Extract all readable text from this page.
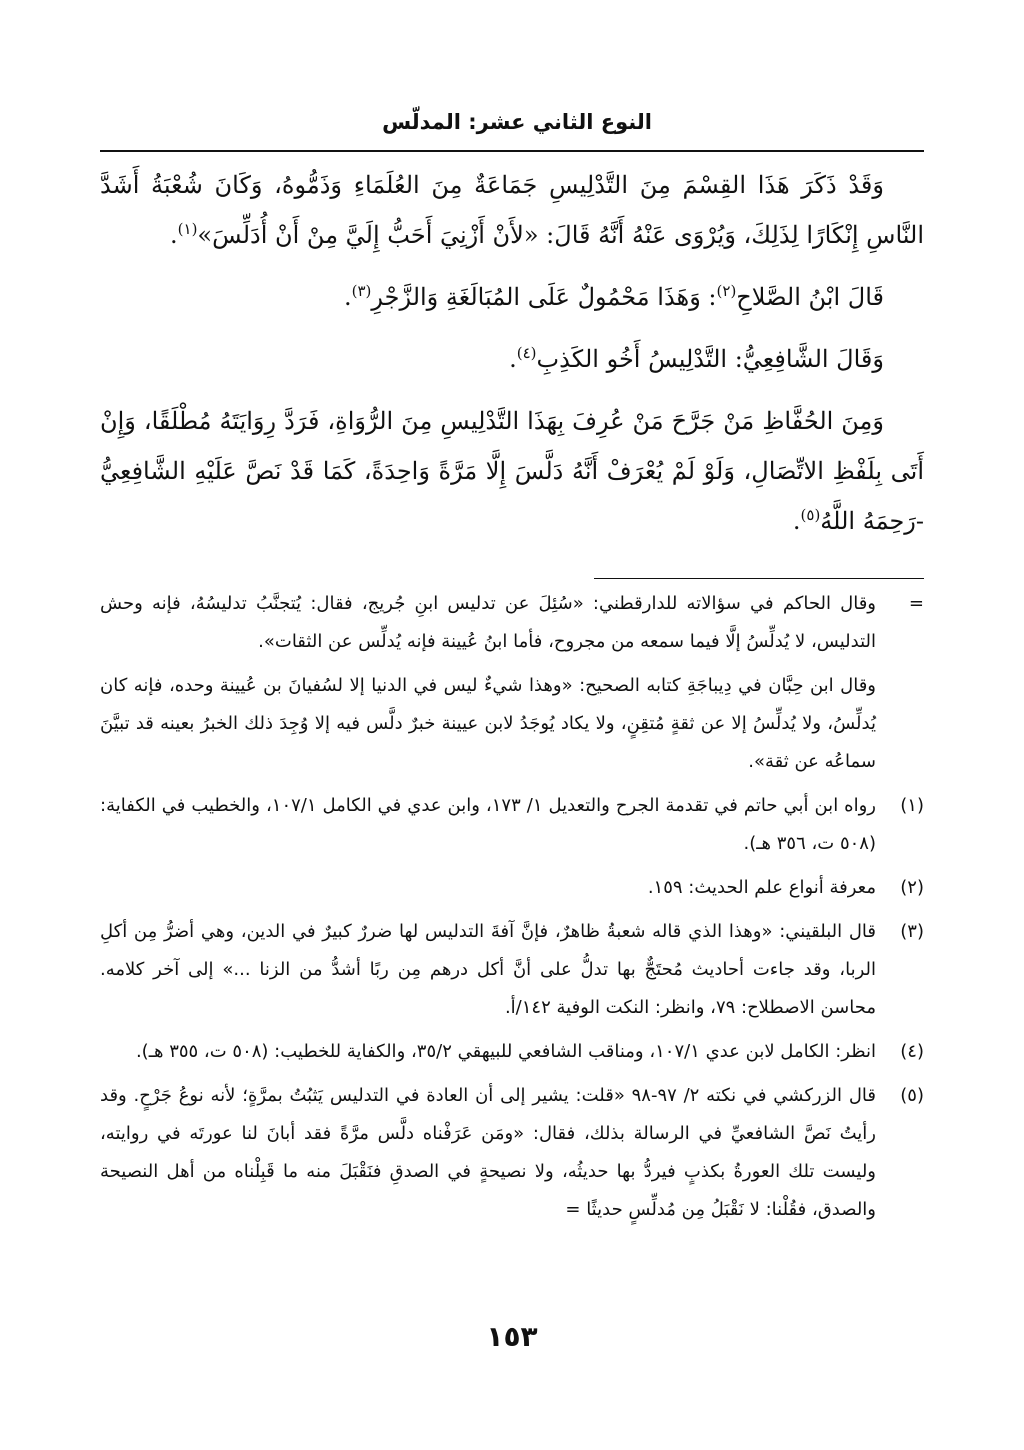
النوع الثاني عشر: المدلّس

وَقَدْ ذَكَرَ هَذَا القِسْمَ مِنَ التَّدْلِيسِ جَمَاعَةٌ مِنَ العُلَمَاءِ وَذَمُّوهُ، وَكَانَ شُعْبَةُ أَشَدَّ النَّاسِ إِنْكَارًا لِذَلِكَ، وَيُرْوَى عَنْهُ أَنَّهُ قَالَ: «لأَنْ أَزْنِيَ أَحَبُّ إِلَيَّ مِنْ أَنْ أُدَلِّسَ»$^{(١)}$.

قَالَ ابْنُ الصَّلاحِ$^{(٢)}$: وَهَذَا مَحْمُولٌ عَلَى المُبَالَغَةِ وَالزَّجْرِ$^{(٣)}$.

وَقَالَ الشَّافِعِيُّ: التَّدْلِيسُ أَخُو الكَذِبِ$^{(٤)}$.

وَمِنَ الحُفَّاظِ مَنْ جَرَّحَ مَنْ عُرِفَ بِهَذَا التَّدْلِيسِ مِنَ الرُّوَاةِ، فَرَدَّ رِوَايَتَهُ مُطْلَقًا، وَإِنْ أَتَى بِلَفْظِ الاتِّصَالِ، وَلَوْ لَمْ يُعْرَفْ أَنَّهُ دَلَّسَ إِلَّا مَرَّةً وَاحِدَةً، كَمَا قَدْ نَصَّ عَلَيْهِ الشَّافِعِيُّ -رَحِمَهُ اللَّهُ$^{(٥)}$.

=
وقال الحاكم في سؤالاته للدارقطني: «سُئِلَ عن تدليس ابنِ جُريج، فقال: يُتجنَّبُ تدليسُهُ، فإنه وحش التدليس، لا يُدلِّسُ إلَّا فيما سمعه من مجروح، فأما ابنُ عُيينة فإنه يُدلِّس عن الثقات».
وقال ابن حِبَّان في دِيباجَةِ كتابه الصحيح: «وهذا شيءٌ ليس في الدنيا إلا لسُفيانَ بن عُيينة وحده، فإنه كان يُدلِّسُ، ولا يُدلِّسُ إلا عن ثقةٍ مُتقِنٍ، ولا يكاد يُوجَدُ لابن عيينة خبرٌ دلَّس فيه إلا وُجِدَ ذلك الخبرُ بعينه قد تبيَّنَ سماعُه عن ثقة».
(١)
رواه ابن أبي حاتم في تقدمة الجرح والتعديل ١/ ١٧٣، وابن عدي في الكامل ١٠٧/١، والخطيب في الكفاية: (٥٠٨ ت، ٣٥٦ هـ).
(٢)
معرفة أنواع علم الحديث: ١٥٩.
(٣)
قال البلقيني: «وهذا الذي قاله شعبةُ ظاهرٌ، فإنَّ آفةَ التدليس لها ضررٌ كبيرٌ في الدين، وهي أضرُّ مِن أكلِ الربا، وقد جاءت أحاديث مُحتَجٌّ بها تدلُّ على أنَّ أكل درهم مِن ربًا أشدُّ من الزنا ...» إلى آخر كلامه. محاسن الاصطلاح: ٧٩، وانظر: النكت الوفية ١٤٢/أ.
(٤)
انظر: الكامل لابن عدي ١٠٧/١، ومناقب الشافعي للبيهقي ٣٥/٢، والكفاية للخطيب: (٥٠٨ ت، ٣٥٥ هـ).
(٥)
قال الزركشي في نكته ٢/ ٩٧-٩٨ «قلت: يشير إلى أن العادة في التدليس يَثبُتُ بمرَّةٍ؛ لأنه نوعُ جَرْحٍ. وقد رأيتُ نَصَّ الشافعيِّ في الرسالة بذلك، فقال: «ومَن عَرَفْناه دلَّس مرَّةً فقد أبانَ لنا عورتَه في روايته، وليست تلك العورةُ بكذبٍ فيردُّ بها حديثُه، ولا نصيحةٍ في الصدقِ فنَقْبَلَ منه ما قَبِلْناه من أهل النصيحة والصدق، فقُلْنا: لا نَقْبَلُ مِن مُدلِّسٍ حديثًا =
١٥٣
········
(Request)
Find the lines that include the string "يينة", then copy each of them.

(Result for this task)
وقال الحاكم في سؤالاته للدارقطني: «سُئِلَ عن تدليس ابنِ جُريج، فقال: يُتجنَّبُ تدليسُهُ، فإنه وحش التدليس، لا يُدلِّسُ إلَّا فيما سمعه من مجروح، فأما ابنُ عُيينة فإنه يُدلِّس عن الثقات».
وقال ابن حِبَّان في دِيباجَةِ كتابه الصحيح: «وهذا شيءٌ ليس في الدنيا إلا لسُفيانَ بن عُيينة وحده، فإنه كان يُدلِّسُ، ولا يُدلِّسُ إلا عن ثقةٍ مُتقِنٍ، ولا يكاد يُوجَدُ لابن عيينة خبرٌ دلَّس فيه إلا وُجِدَ ذلك الخبرُ بعينه قد تبيَّنَ سماعُه عن ثقة».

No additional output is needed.